▶ [Extracted data entries]:
+++++
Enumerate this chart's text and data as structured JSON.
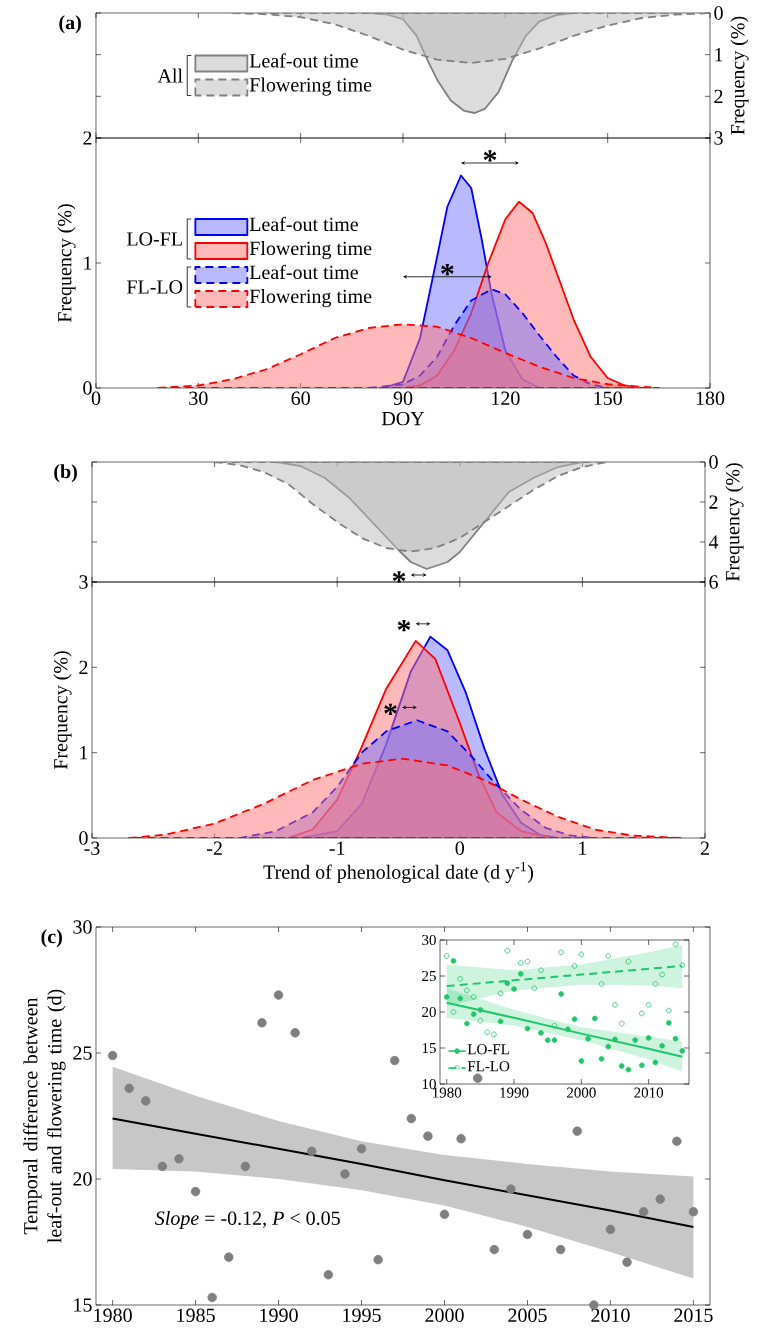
{
  "chart_data": [
    {
      "type": "area",
      "title": "(a)",
      "xlim": [
        0,
        180
      ],
      "ylim": [
        3,
        0
      ],
      "yticks": [
        0,
        1,
        2,
        3
      ],
      "ylabel": "Frequency (%)",
      "tick_labels": "y",
      "legend": "center left",
      "legend_title": "All",
      "series": [
        {
          "name": "Leaf-out time",
          "color": "#808080",
          "line_style": "solid",
          "x": [
            80,
            85,
            90,
            94,
            97,
            100,
            104,
            108,
            111,
            114,
            118,
            122,
            126,
            130,
            135,
            140
          ],
          "values": [
            0,
            0.03,
            0.15,
            0.55,
            1.1,
            1.6,
            2.1,
            2.35,
            2.4,
            2.3,
            1.9,
            1.15,
            0.55,
            0.2,
            0.05,
            0
          ]
        },
        {
          "name": "Flowering time",
          "color": "#808080",
          "line_style": "dashed",
          "x": [
            40,
            50,
            60,
            70,
            80,
            90,
            100,
            110,
            120,
            130,
            140,
            150,
            160,
            170,
            180
          ],
          "values": [
            0,
            0.03,
            0.1,
            0.27,
            0.55,
            0.88,
            1.12,
            1.2,
            1.1,
            0.85,
            0.55,
            0.3,
            0.12,
            0.04,
            0
          ]
        }
      ]
    },
    {
      "type": "area",
      "xlim": [
        0,
        180
      ],
      "xticks": [
        0,
        30,
        60,
        90,
        120,
        150,
        180
      ],
      "xlabel": "DOY",
      "ylim": [
        0,
        2
      ],
      "yticks": [
        0,
        1,
        2
      ],
      "ylabel": "Frequency (%)",
      "legend": "center left",
      "annotations": [
        "*",
        "*",
        "LO-FL",
        "FL-LO"
      ],
      "series": [
        {
          "name": "Leaf-out time",
          "color": "#0000ff",
          "line_style": "solid",
          "x": [
            84,
            90,
            95,
            100,
            103,
            107,
            110,
            113,
            116,
            120,
            125,
            130
          ],
          "values": [
            0,
            0.05,
            0.4,
            1.05,
            1.45,
            1.7,
            1.6,
            1.2,
            0.75,
            0.3,
            0.07,
            0
          ]
        },
        {
          "name": "Flowering time",
          "color": "#ff0000",
          "line_style": "solid",
          "x": [
            90,
            95,
            100,
            105,
            110,
            115,
            120,
            124,
            128,
            132,
            136,
            140,
            145,
            150,
            155,
            160
          ],
          "values": [
            0,
            0.02,
            0.1,
            0.3,
            0.6,
            1.0,
            1.35,
            1.49,
            1.4,
            1.15,
            0.85,
            0.55,
            0.25,
            0.08,
            0.02,
            0
          ]
        },
        {
          "name": "Leaf-out time",
          "color": "#0000ff",
          "line_style": "dashed",
          "x": [
            80,
            90,
            95,
            100,
            105,
            110,
            116,
            120,
            125,
            130,
            135,
            140,
            145,
            150
          ],
          "values": [
            0,
            0.03,
            0.1,
            0.25,
            0.5,
            0.7,
            0.79,
            0.75,
            0.6,
            0.42,
            0.25,
            0.1,
            0.03,
            0
          ]
        },
        {
          "name": "Flowering time",
          "color": "#ff0000",
          "line_style": "dashed",
          "x": [
            18,
            30,
            40,
            50,
            60,
            70,
            80,
            90,
            100,
            110,
            120,
            130,
            140,
            150,
            160,
            165
          ],
          "values": [
            0,
            0.02,
            0.07,
            0.15,
            0.27,
            0.4,
            0.48,
            0.51,
            0.49,
            0.4,
            0.28,
            0.17,
            0.08,
            0.03,
            0.01,
            0
          ]
        }
      ]
    },
    {
      "type": "area",
      "title": "(b)",
      "xlim": [
        -3,
        2
      ],
      "ylim": [
        6,
        0
      ],
      "yticks": [
        0,
        2,
        4,
        6
      ],
      "ylabel": "Frequency (%)",
      "tick_labels": "y",
      "annotations": [
        "*"
      ],
      "series": [
        {
          "color": "#808080",
          "line_style": "solid",
          "x": [
            -1.5,
            -1.3,
            -1.1,
            -0.9,
            -0.7,
            -0.5,
            -0.4,
            -0.27,
            -0.1,
            0,
            0.2,
            0.4,
            0.6,
            0.8,
            1.0
          ],
          "values": [
            0,
            0.2,
            0.8,
            1.8,
            3.1,
            4.4,
            5.0,
            5.35,
            5.0,
            4.5,
            3.0,
            1.5,
            0.8,
            0.25,
            0
          ]
        },
        {
          "color": "#808080",
          "line_style": "dashed",
          "x": [
            -2.0,
            -1.8,
            -1.6,
            -1.4,
            -1.2,
            -1.0,
            -0.8,
            -0.6,
            -0.4,
            -0.2,
            0,
            0.2,
            0.4,
            0.6,
            0.8,
            1.0,
            1.2
          ],
          "values": [
            0,
            0.15,
            0.5,
            1.1,
            2.1,
            3.0,
            3.8,
            4.3,
            4.48,
            4.3,
            3.8,
            3.0,
            2.2,
            1.4,
            0.7,
            0.25,
            0
          ]
        }
      ]
    },
    {
      "type": "area",
      "xlim": [
        -3,
        2
      ],
      "xticks": [
        -3,
        -2,
        -1,
        0,
        1,
        2
      ],
      "xlabel": "Trend of phenological date (d y$^{-1}$)",
      "ylim": [
        0,
        3
      ],
      "yticks": [
        0,
        1,
        2,
        3
      ],
      "ylabel": "Frequency (%)",
      "annotations": [
        "*",
        "*"
      ],
      "series": [
        {
          "color": "#0000ff",
          "line_style": "solid",
          "x": [
            -1.3,
            -1.0,
            -0.8,
            -0.6,
            -0.4,
            -0.24,
            -0.1,
            0.05,
            0.2,
            0.35,
            0.5,
            0.65,
            0.8
          ],
          "values": [
            0,
            0.08,
            0.4,
            1.1,
            1.95,
            2.36,
            2.2,
            1.7,
            1.05,
            0.5,
            0.18,
            0.04,
            0
          ]
        },
        {
          "color": "#ff0000",
          "line_style": "solid",
          "x": [
            -1.4,
            -1.2,
            -1.0,
            -0.82,
            -0.6,
            -0.36,
            -0.2,
            0,
            0.15,
            0.3,
            0.5,
            0.75
          ],
          "values": [
            0,
            0.1,
            0.45,
            1.0,
            1.75,
            2.31,
            2.1,
            1.35,
            0.75,
            0.3,
            0.08,
            0
          ]
        },
        {
          "color": "#0000ff",
          "line_style": "dashed",
          "x": [
            -1.8,
            -1.5,
            -1.2,
            -1.0,
            -0.8,
            -0.6,
            -0.35,
            -0.1,
            0.1,
            0.3,
            0.5,
            0.7,
            0.9,
            1.1
          ],
          "values": [
            0,
            0.08,
            0.3,
            0.6,
            1.0,
            1.25,
            1.38,
            1.25,
            0.95,
            0.62,
            0.33,
            0.12,
            0.03,
            0
          ]
        },
        {
          "color": "#ff0000",
          "line_style": "dashed",
          "x": [
            -2.7,
            -2.4,
            -2.0,
            -1.6,
            -1.2,
            -0.8,
            -0.47,
            -0.1,
            0.2,
            0.5,
            0.8,
            1.1,
            1.4,
            1.8
          ],
          "values": [
            0,
            0.04,
            0.17,
            0.4,
            0.68,
            0.87,
            0.93,
            0.85,
            0.68,
            0.45,
            0.25,
            0.1,
            0.03,
            0
          ]
        }
      ]
    },
    {
      "type": "scatter",
      "title": "(c)",
      "xlim": [
        1979,
        2016
      ],
      "xticks": [
        1980,
        1985,
        1990,
        1995,
        2000,
        2005,
        2010,
        2015
      ],
      "ylim": [
        15,
        30
      ],
      "yticks": [
        15,
        20,
        25,
        30
      ],
      "ylabel": "Temporal difference between leaf-out and flowering time (d)",
      "annotations": [
        "*Slope* = -0.12, *P* < 0.05"
      ],
      "series": [
        {
          "type": "line",
          "color": "#000000",
          "line_style": "solid",
          "x": [
            1980,
            1985,
            1990,
            1995,
            2000,
            2005,
            2010,
            2015
          ],
          "values": [
            22.4,
            21.8,
            21.2,
            20.6,
            19.95,
            19.35,
            18.75,
            18.1
          ],
          "lower": [
            20.4,
            20.3,
            20.0,
            19.55,
            18.95,
            18.1,
            17.1,
            16.05
          ],
          "upper": [
            24.45,
            23.3,
            22.3,
            21.5,
            20.95,
            20.6,
            20.3,
            20.1
          ]
        },
        {
          "type": "scatter",
          "marker": "circle",
          "color": "#7f7f7f",
          "x": [
            1980,
            1981,
            1982,
            1983,
            1984,
            1985,
            1986,
            1987,
            1988,
            1989,
            1990,
            1991,
            1992,
            1993,
            1994,
            1995,
            1996,
            1997,
            1998,
            1999,
            2000,
            2001,
            2002,
            2003,
            2004,
            2005,
            2007,
            2008,
            2009,
            2010,
            2011,
            2012,
            2013,
            2014,
            2015
          ],
          "values": [
            24.9,
            23.6,
            23.1,
            20.5,
            20.8,
            19.5,
            15.3,
            16.9,
            20.5,
            26.2,
            27.3,
            25.8,
            21.1,
            16.2,
            20.2,
            21.2,
            16.8,
            24.7,
            22.4,
            21.7,
            18.6,
            21.6,
            24.0,
            17.2,
            19.6,
            17.8,
            17.2,
            21.9,
            15.0,
            18.0,
            16.7,
            18.7,
            19.2,
            21.5,
            18.7
          ]
        }
      ]
    },
    {
      "type": "scatter",
      "xlim": [
        1979,
        2016
      ],
      "xticks": [
        1980,
        1990,
        2000,
        2010
      ],
      "ylim": [
        10,
        30
      ],
      "yticks": [
        10,
        15,
        20,
        25,
        30
      ],
      "legend": "bottom left",
      "series": [
        {
          "type": "line",
          "color": "#1fc76a",
          "line_style": "solid",
          "x": [
            1980,
            1990,
            2000,
            2010,
            2015
          ],
          "values": [
            21.3,
            19.2,
            17.0,
            14.9,
            13.8
          ],
          "lower": [
            19.2,
            18.1,
            16.1,
            13.4,
            11.7
          ],
          "upper": [
            23.3,
            20.3,
            17.9,
            16.6,
            15.9
          ]
        },
        {
          "type": "line",
          "color": "#1fc76a",
          "line_style": "dashed",
          "x": [
            1980,
            1990,
            2000,
            2010,
            2015
          ],
          "values": [
            23.6,
            24.4,
            25.2,
            26.0,
            26.4
          ],
          "lower": [
            20.8,
            23.0,
            23.8,
            23.7,
            23.3
          ],
          "upper": [
            26.6,
            25.8,
            26.6,
            28.3,
            29.3
          ]
        },
        {
          "type": "scatter",
          "name": "LO-FL",
          "marker": "circle",
          "color": "#1fc76a",
          "x": [
            1980,
            1981,
            1982,
            1983,
            1984,
            1985,
            1988,
            1989,
            1990,
            1991,
            1992,
            1994,
            1995,
            1996,
            1997,
            1998,
            1999,
            2000,
            2001,
            2002,
            2003,
            2004,
            2005,
            2006,
            2007,
            2008,
            2009,
            2010,
            2011,
            2012,
            2013,
            2014,
            2015
          ],
          "values": [
            22.1,
            27.1,
            21.9,
            18.4,
            19.7,
            20.3,
            18.7,
            24.0,
            23.2,
            25.3,
            17.7,
            17.1,
            16.1,
            16.1,
            22.5,
            17.6,
            19.0,
            13.2,
            16.3,
            19.1,
            13.5,
            15.2,
            16.2,
            12.5,
            12.0,
            16.1,
            12.6,
            16.4,
            13.0,
            15.3,
            18.5,
            16.3,
            14.6
          ]
        },
        {
          "type": "scatter",
          "name": "FL-LO",
          "marker": "open circle",
          "color": "#1fc76a",
          "x": [
            1980,
            1981,
            1982,
            1983,
            1984,
            1985,
            1986,
            1987,
            1988,
            1989,
            1991,
            1992,
            1993,
            1994,
            1996,
            1997,
            1999,
            2000,
            2003,
            2004,
            2005,
            2006,
            2007,
            2009,
            2010,
            2011,
            2012,
            2013,
            2014,
            2015
          ],
          "values": [
            27.8,
            20.0,
            24.6,
            23.0,
            22.1,
            18.8,
            17.2,
            16.9,
            22.6,
            28.5,
            26.8,
            27.0,
            23.3,
            25.8,
            18.1,
            28.3,
            26.4,
            28.0,
            23.9,
            27.8,
            21.0,
            18.4,
            27.0,
            19.8,
            21.0,
            23.9,
            25.2,
            20.2,
            29.4,
            26.5
          ]
        }
      ]
    }
  ]
}
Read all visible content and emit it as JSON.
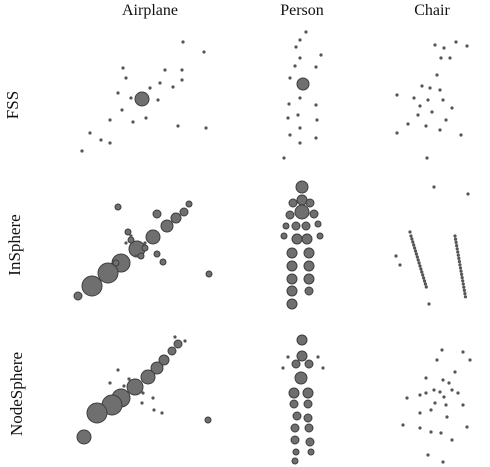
{
  "columns": [
    "Airplane",
    "Person",
    "Chair"
  ],
  "rows": [
    "FSS",
    "InSphere",
    "NodeSphere"
  ]
}
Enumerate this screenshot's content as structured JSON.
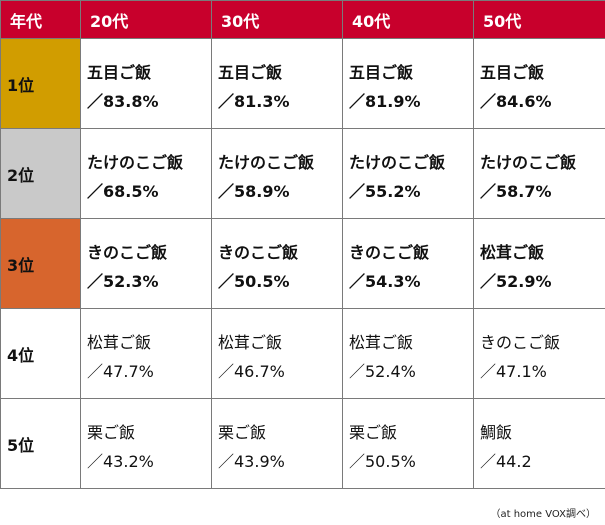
{
  "header": {
    "corner": "年代",
    "columns": [
      "20代",
      "30代",
      "40代",
      "50代"
    ]
  },
  "rank_colors": {
    "gold": "#d19d00",
    "silver": "#c9c9c9",
    "bronze": "#d7652d",
    "header": "#c8002c"
  },
  "rows": [
    {
      "rank": "1位",
      "cells": [
        {
          "dish": "五目ご飯",
          "pct": "／83.8%"
        },
        {
          "dish": "五目ご飯",
          "pct": "／81.3%"
        },
        {
          "dish": "五目ご飯",
          "pct": "／81.9%"
        },
        {
          "dish": "五目ご飯",
          "pct": "／84.6%"
        }
      ]
    },
    {
      "rank": "2位",
      "cells": [
        {
          "dish": "たけのこご飯",
          "pct": "／68.5%"
        },
        {
          "dish": "たけのこご飯",
          "pct": "／58.9%"
        },
        {
          "dish": "たけのこご飯",
          "pct": "／55.2%"
        },
        {
          "dish": "たけのこご飯",
          "pct": "／58.7%"
        }
      ]
    },
    {
      "rank": "3位",
      "cells": [
        {
          "dish": "きのこご飯",
          "pct": "／52.3%"
        },
        {
          "dish": "きのこご飯",
          "pct": "／50.5%"
        },
        {
          "dish": "きのこご飯",
          "pct": "／54.3%"
        },
        {
          "dish": "松茸ご飯",
          "pct": "／52.9%"
        }
      ]
    },
    {
      "rank": "4位",
      "cells": [
        {
          "dish": "松茸ご飯",
          "pct": "／47.7%"
        },
        {
          "dish": "松茸ご飯",
          "pct": "／46.7%"
        },
        {
          "dish": "松茸ご飯",
          "pct": "／52.4%"
        },
        {
          "dish": "きのこご飯",
          "pct": "／47.1%"
        }
      ]
    },
    {
      "rank": "5位",
      "cells": [
        {
          "dish": "栗ご飯",
          "pct": "／43.2%"
        },
        {
          "dish": "栗ご飯",
          "pct": "／43.9%"
        },
        {
          "dish": "栗ご飯",
          "pct": "／50.5%"
        },
        {
          "dish": "鯛飯",
          "pct": "／44.2"
        }
      ]
    }
  ],
  "source_note": "（at home VOX調べ）"
}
+++++
▶ [Task]:
Pick out and copy the lines of the entries that hold the string "xlabel".

▶ [Answer to this problem]:
      "xlabel": "DOY",
      "xlabel": "Trend of phenological date (d y$^{-1}$)",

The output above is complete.